Pull each line containing "وقال" out of the data and copy it.
◆ ◆ ◆
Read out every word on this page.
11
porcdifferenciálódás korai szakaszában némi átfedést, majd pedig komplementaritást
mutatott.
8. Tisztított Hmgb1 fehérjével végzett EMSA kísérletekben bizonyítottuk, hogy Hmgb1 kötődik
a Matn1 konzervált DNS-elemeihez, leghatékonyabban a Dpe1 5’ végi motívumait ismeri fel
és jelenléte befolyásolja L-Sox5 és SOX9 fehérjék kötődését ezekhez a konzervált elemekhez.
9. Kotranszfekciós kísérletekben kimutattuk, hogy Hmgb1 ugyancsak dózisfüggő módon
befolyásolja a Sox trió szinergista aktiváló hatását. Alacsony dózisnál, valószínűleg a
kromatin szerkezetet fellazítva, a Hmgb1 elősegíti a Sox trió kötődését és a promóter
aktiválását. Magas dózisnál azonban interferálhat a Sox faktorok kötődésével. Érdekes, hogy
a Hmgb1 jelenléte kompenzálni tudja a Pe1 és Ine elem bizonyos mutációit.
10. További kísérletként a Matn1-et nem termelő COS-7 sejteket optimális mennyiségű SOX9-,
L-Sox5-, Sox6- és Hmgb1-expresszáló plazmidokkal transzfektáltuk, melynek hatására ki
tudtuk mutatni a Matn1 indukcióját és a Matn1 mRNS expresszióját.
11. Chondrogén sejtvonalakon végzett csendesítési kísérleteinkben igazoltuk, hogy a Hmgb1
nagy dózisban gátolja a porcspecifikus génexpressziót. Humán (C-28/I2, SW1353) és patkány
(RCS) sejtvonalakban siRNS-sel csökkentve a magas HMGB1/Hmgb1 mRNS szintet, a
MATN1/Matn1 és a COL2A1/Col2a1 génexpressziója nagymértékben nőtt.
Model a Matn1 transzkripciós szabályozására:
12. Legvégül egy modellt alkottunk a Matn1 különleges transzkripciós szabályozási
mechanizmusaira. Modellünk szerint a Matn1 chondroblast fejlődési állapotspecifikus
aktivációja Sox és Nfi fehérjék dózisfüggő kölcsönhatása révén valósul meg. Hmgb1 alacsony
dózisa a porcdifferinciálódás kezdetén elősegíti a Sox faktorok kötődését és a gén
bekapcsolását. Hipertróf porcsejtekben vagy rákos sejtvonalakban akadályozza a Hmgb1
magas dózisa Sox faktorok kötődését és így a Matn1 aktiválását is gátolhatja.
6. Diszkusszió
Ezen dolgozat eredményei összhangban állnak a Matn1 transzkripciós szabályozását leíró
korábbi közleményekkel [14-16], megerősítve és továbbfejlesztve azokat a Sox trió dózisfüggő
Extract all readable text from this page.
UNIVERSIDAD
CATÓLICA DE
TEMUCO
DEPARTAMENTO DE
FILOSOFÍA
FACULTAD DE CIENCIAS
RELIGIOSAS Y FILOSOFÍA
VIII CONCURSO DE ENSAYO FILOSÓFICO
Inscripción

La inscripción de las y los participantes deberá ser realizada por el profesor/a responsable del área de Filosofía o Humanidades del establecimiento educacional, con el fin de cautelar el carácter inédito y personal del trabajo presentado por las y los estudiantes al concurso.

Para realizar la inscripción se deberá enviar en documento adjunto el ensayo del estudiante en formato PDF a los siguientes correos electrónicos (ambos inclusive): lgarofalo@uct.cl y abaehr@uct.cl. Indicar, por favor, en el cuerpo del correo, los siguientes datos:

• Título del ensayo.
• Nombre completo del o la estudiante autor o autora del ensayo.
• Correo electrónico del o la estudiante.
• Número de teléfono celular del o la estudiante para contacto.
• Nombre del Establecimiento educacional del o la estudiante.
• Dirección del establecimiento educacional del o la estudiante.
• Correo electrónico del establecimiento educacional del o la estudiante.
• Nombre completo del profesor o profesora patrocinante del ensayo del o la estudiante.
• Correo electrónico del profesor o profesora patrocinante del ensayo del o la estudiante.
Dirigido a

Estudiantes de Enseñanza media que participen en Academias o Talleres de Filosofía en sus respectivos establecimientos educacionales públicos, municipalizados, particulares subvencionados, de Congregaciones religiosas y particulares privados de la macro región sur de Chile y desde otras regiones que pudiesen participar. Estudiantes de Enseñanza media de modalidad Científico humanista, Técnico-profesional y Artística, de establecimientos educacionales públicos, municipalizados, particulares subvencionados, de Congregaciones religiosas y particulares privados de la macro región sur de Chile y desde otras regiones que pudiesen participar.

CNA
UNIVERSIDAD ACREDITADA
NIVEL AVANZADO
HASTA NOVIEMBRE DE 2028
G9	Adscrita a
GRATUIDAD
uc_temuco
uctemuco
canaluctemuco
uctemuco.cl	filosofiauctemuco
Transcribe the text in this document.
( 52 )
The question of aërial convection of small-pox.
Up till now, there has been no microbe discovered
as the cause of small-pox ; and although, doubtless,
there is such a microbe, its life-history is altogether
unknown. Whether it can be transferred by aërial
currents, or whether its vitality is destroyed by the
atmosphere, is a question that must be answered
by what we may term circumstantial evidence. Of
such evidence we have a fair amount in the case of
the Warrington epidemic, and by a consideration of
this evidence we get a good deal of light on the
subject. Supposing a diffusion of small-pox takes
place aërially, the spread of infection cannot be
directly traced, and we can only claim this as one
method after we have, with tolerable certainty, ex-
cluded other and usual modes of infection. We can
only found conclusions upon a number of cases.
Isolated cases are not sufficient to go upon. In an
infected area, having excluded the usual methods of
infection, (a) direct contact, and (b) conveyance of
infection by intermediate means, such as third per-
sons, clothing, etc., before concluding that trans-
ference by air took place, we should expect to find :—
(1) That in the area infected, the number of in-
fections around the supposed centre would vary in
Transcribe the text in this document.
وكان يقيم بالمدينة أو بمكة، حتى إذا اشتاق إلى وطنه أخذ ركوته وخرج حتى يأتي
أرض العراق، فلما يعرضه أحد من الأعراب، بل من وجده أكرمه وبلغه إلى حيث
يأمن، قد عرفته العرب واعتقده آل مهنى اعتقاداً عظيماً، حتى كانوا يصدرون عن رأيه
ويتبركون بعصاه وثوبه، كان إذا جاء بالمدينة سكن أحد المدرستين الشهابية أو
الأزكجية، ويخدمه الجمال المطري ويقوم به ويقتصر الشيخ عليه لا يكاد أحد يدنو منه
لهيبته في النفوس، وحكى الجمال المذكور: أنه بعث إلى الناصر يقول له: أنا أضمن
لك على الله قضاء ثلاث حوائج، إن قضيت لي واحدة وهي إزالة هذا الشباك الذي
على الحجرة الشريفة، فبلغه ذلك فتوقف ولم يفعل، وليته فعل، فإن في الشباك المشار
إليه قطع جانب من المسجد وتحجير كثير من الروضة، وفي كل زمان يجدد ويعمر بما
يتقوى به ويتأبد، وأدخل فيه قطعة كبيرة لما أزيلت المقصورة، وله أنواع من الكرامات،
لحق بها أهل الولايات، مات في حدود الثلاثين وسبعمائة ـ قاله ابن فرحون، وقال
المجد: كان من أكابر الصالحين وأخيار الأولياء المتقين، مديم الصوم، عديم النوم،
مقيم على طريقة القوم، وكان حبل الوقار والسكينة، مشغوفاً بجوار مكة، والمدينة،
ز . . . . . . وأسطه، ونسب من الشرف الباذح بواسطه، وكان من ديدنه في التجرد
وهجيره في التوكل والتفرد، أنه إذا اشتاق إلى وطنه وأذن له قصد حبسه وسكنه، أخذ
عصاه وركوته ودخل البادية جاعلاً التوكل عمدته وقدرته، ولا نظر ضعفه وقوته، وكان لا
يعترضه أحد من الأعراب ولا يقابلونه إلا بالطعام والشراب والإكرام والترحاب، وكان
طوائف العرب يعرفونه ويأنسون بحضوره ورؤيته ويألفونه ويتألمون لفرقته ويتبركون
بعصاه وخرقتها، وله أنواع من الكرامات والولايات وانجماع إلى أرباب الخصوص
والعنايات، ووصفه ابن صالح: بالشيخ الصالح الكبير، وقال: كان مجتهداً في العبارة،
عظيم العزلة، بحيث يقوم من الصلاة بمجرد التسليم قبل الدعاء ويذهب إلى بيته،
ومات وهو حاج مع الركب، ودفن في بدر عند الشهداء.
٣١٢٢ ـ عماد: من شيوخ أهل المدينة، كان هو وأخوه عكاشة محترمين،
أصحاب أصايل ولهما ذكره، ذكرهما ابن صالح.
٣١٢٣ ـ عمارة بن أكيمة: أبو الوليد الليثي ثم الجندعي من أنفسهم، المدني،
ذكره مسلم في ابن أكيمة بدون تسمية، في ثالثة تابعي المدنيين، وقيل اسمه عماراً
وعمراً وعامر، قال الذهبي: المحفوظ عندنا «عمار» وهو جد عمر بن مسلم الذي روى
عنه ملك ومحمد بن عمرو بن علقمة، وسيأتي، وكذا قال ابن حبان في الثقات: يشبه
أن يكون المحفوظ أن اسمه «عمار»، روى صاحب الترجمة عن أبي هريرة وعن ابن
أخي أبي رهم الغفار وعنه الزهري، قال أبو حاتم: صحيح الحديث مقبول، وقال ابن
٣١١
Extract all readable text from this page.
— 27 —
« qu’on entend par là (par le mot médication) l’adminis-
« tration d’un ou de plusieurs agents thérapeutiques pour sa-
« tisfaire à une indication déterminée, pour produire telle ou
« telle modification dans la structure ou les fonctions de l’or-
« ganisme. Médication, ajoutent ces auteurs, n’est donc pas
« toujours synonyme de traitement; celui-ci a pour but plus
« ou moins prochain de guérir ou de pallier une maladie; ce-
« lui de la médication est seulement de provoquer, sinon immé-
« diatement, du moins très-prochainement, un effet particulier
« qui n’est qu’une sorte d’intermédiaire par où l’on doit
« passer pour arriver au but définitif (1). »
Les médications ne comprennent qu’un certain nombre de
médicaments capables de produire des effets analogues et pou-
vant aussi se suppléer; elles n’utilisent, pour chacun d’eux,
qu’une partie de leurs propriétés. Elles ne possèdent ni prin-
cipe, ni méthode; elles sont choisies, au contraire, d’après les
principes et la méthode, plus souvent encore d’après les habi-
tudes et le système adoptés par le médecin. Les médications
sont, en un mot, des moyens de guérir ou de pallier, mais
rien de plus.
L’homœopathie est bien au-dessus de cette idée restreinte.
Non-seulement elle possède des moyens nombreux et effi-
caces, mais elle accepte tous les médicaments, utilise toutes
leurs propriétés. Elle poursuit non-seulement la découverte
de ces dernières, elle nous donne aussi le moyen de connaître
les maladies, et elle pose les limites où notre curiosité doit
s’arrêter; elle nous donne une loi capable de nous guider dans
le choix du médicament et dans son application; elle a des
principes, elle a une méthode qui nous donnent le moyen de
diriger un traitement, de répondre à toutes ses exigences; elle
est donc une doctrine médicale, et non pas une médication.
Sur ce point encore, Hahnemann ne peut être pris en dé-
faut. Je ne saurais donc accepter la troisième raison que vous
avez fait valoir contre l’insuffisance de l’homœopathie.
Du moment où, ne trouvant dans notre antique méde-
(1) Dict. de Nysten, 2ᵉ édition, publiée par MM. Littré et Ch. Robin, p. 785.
◆ ◆ ◆
== Response ==
لحق بها أهل الولايات، مات في حدود الثلاثين وسبعمائة ـ قاله ابن فرحون، وقال
والعنايات، ووصفه ابن صالح: بالشيخ الصالح الكبير، وقال: كان مجتهداً في العبارة،
أخي أبي رهم الغفار وعنه الزهري، قال أبو حاتم: صحيح الحديث مقبول، وقال ابن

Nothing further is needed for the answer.